**INSTRUCTIONS FOR THE TASK**
Please set down all the lines beneath this one exactly, without the pictures.

**DATASET RECORDS**
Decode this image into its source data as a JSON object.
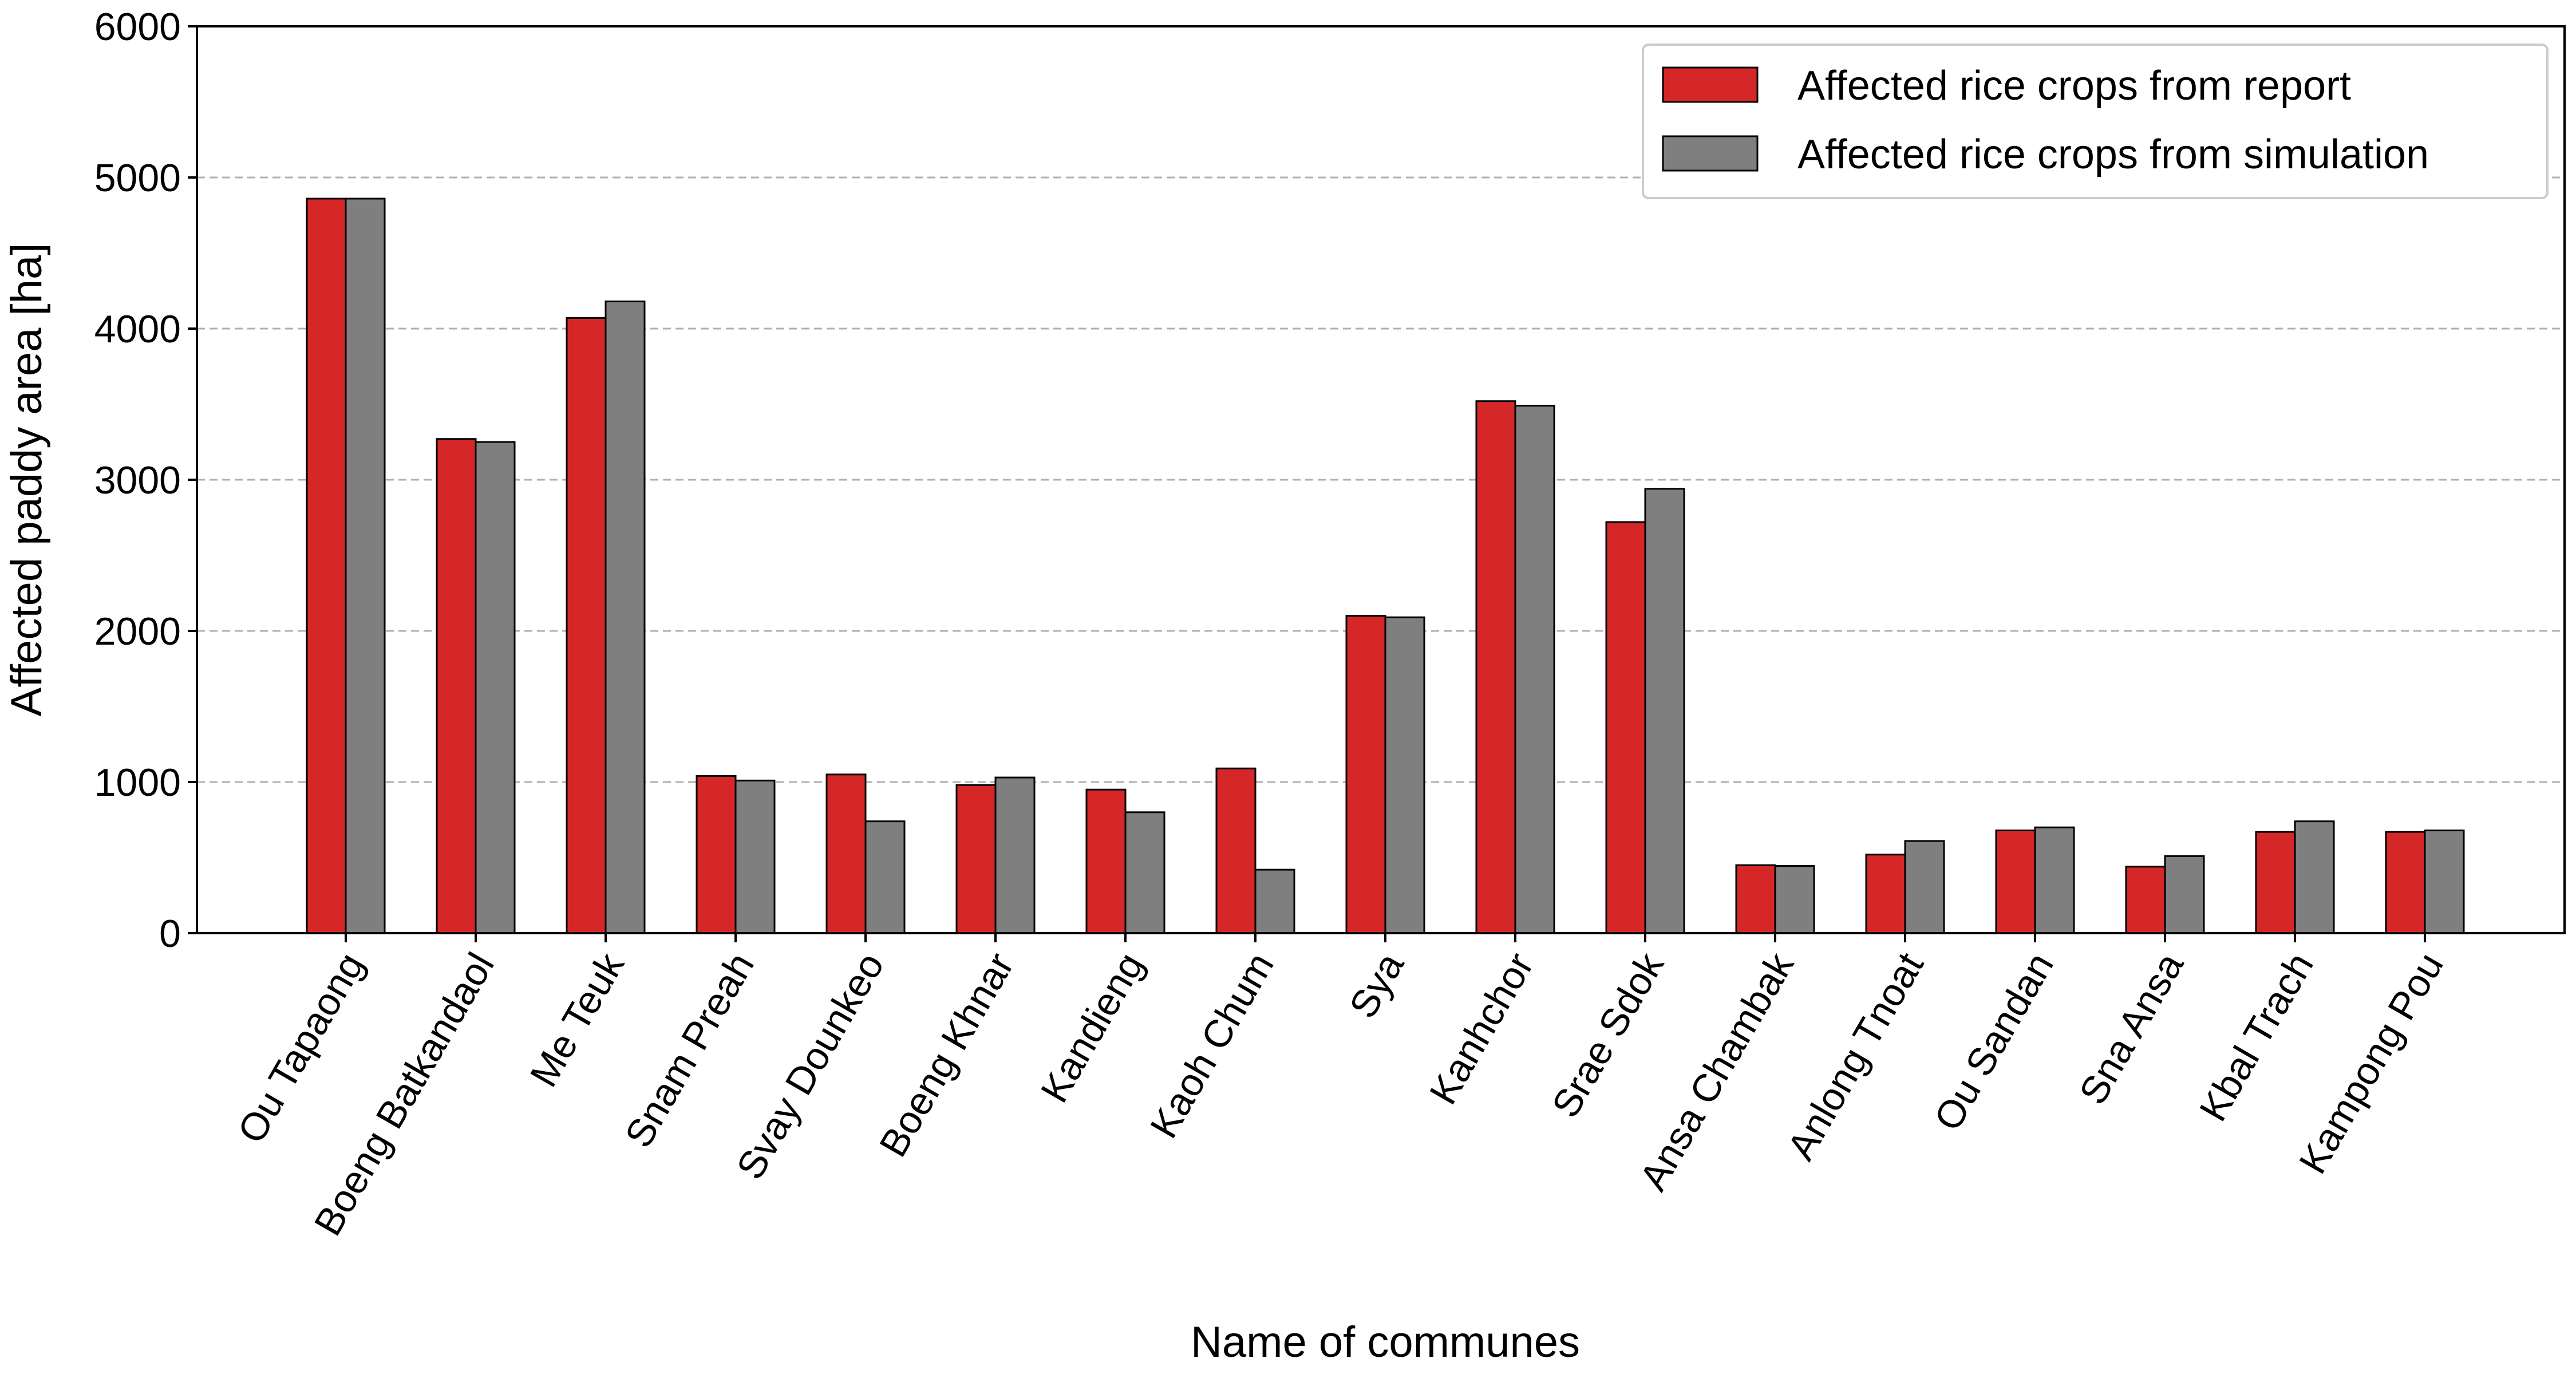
{
  "chart_data": {
    "type": "bar",
    "xlabel": "Name of communes",
    "ylabel": "Affected paddy area [ha]",
    "ylim": [
      0,
      6000
    ],
    "yticks": [
      0,
      1000,
      2000,
      3000,
      4000,
      5000,
      6000
    ],
    "grid": "horizontal dashed",
    "legend_position": "top-right",
    "categories": [
      "Ou Tapaong",
      "Boeng Batkandaol",
      "Me Teuk",
      "Snam Preah",
      "Svay Dounkeo",
      "Boeng Khnar",
      "Kandieng",
      "Kaoh Chum",
      "Sya",
      "Kanhchor",
      "Srae Sdok",
      "Ansa Chambak",
      "Anlong Tnoat",
      "Ou Sandan",
      "Sna Ansa",
      "Kbal Trach",
      "Kampong Pou"
    ],
    "series": [
      {
        "name": "Affected rice crops from report",
        "color": "#d62728",
        "values": [
          4860,
          3270,
          4070,
          1040,
          1050,
          980,
          950,
          1090,
          2100,
          3520,
          2720,
          450,
          520,
          680,
          440,
          670,
          670
        ]
      },
      {
        "name": "Affected rice crops from simulation",
        "color": "#7f7f7f",
        "values": [
          4860,
          3250,
          4180,
          1010,
          740,
          1030,
          800,
          420,
          2090,
          3490,
          2940,
          445,
          610,
          700,
          510,
          740,
          680
        ]
      }
    ]
  }
}
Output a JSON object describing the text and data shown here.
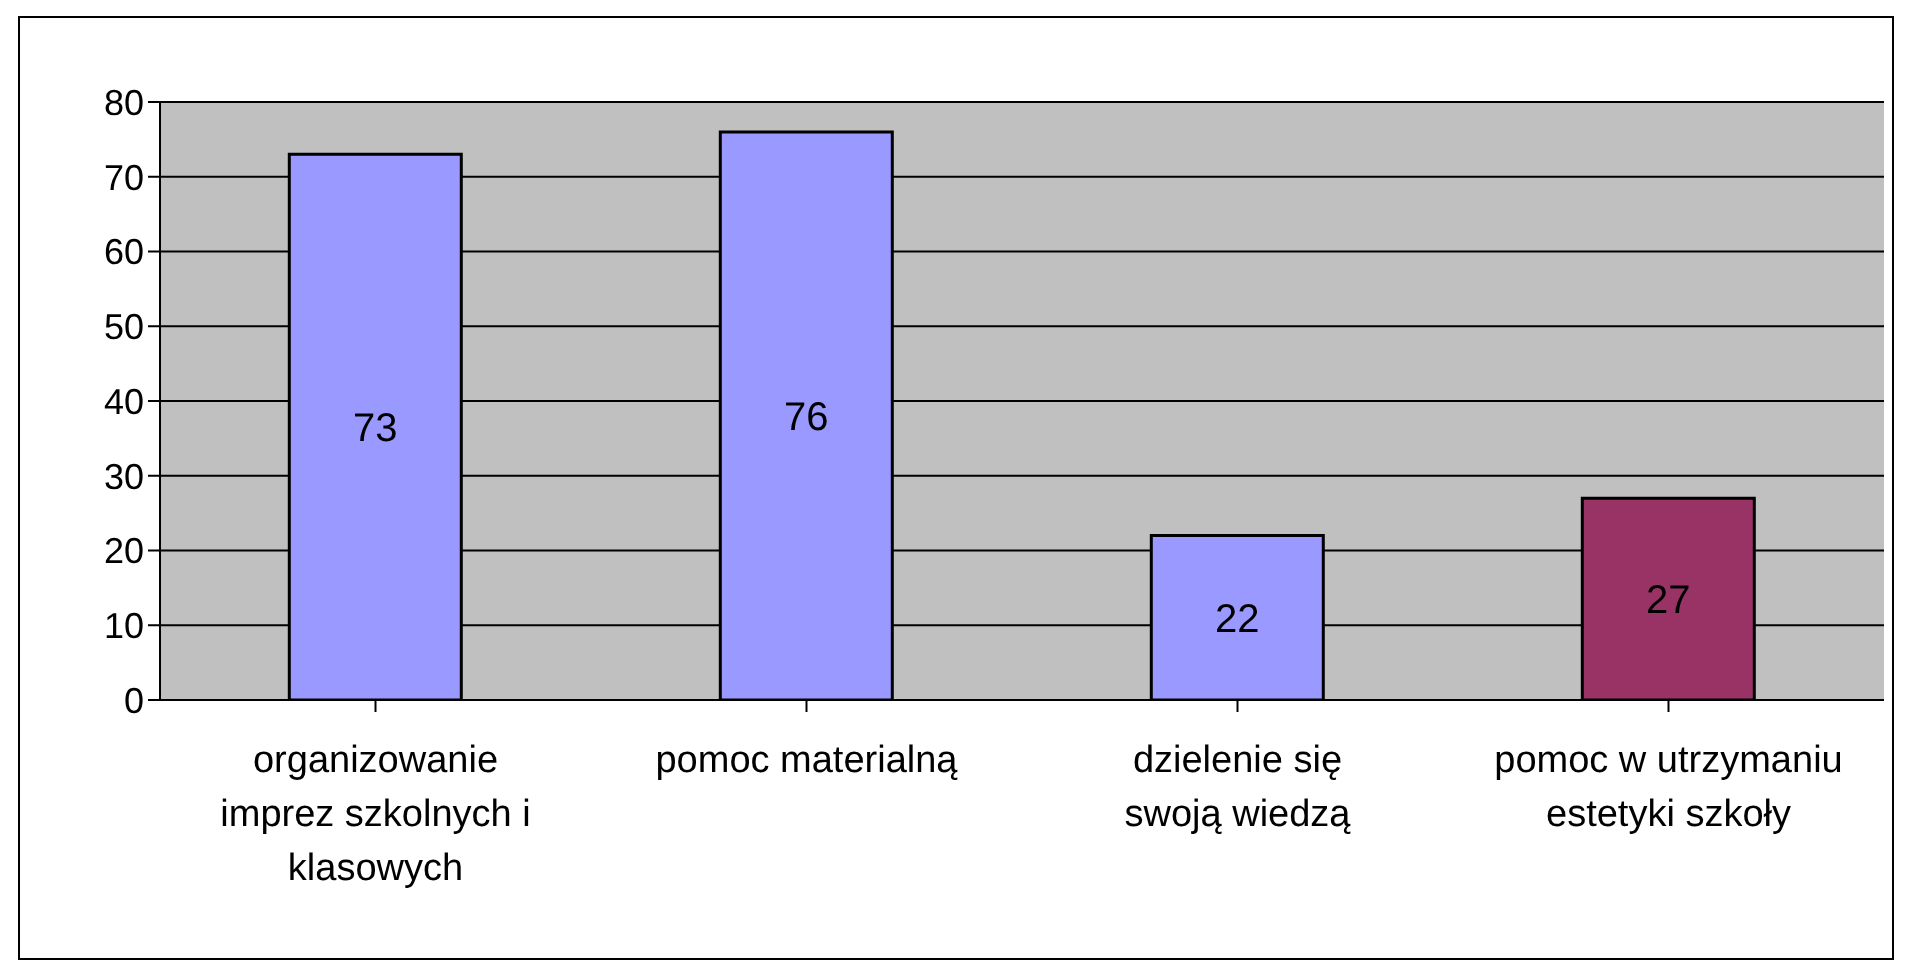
{
  "chart_data": {
    "type": "bar",
    "categories": [
      "organizowanie imprez szkolnych i klasowych",
      "pomoc materialną",
      "dzielenie się swoją wiedzą",
      "pomoc w utrzymaniu estetyki szkoły"
    ],
    "values": [
      73,
      76,
      22,
      27
    ],
    "colors": [
      "#9999ff",
      "#9999ff",
      "#9999ff",
      "#993366"
    ],
    "ylim": [
      0,
      80
    ],
    "yticks": [
      0,
      10,
      20,
      30,
      40,
      50,
      60,
      70,
      80
    ],
    "grid": "y",
    "data_labels": true,
    "legend": false
  }
}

**REPLY TO THE EXERCISE**
Decode this image into its source data as a JSON object.
{
  "chart_data": {
    "type": "bar",
    "xlabel": "Name of communes",
    "ylabel": "Affected paddy area [ha]",
    "ylim": [
      0,
      6000
    ],
    "yticks": [
      0,
      1000,
      2000,
      3000,
      4000,
      5000,
      6000
    ],
    "grid": "horizontal dashed",
    "legend_position": "top-right",
    "categories": [
      "Ou Tapaong",
      "Boeng Batkandaol",
      "Me Teuk",
      "Snam Preah",
      "Svay Dounkeo",
      "Boeng Khnar",
      "Kandieng",
      "Kaoh Chum",
      "Sya",
      "Kanhchor",
      "Srae Sdok",
      "Ansa Chambak",
      "Anlong Tnoat",
      "Ou Sandan",
      "Sna Ansa",
      "Kbal Trach",
      "Kampong Pou"
    ],
    "series": [
      {
        "name": "Affected rice crops from report",
        "color": "#d62728",
        "values": [
          4860,
          3270,
          4070,
          1040,
          1050,
          980,
          950,
          1090,
          2100,
          3520,
          2720,
          450,
          520,
          680,
          440,
          670,
          670
        ]
      },
      {
        "name": "Affected rice crops from simulation",
        "color": "#7f7f7f",
        "values": [
          4860,
          3250,
          4180,
          1010,
          740,
          1030,
          800,
          420,
          2090,
          3490,
          2940,
          445,
          610,
          700,
          510,
          740,
          680
        ]
      }
    ]
  }
}
Output a JSON object describing the text and data shown here.
{
  "chart_data": {
    "type": "bar",
    "categories": [
      "organizowanie imprez szkolnych i klasowych",
      "pomoc materialną",
      "dzielenie się swoją wiedzą",
      "pomoc w utrzymaniu estetyki szkoły"
    ],
    "values": [
      73,
      76,
      22,
      27
    ],
    "colors": [
      "#9999ff",
      "#9999ff",
      "#9999ff",
      "#993366"
    ],
    "ylim": [
      0,
      80
    ],
    "yticks": [
      0,
      10,
      20,
      30,
      40,
      50,
      60,
      70,
      80
    ],
    "grid": "y",
    "data_labels": true,
    "legend": false
  }
}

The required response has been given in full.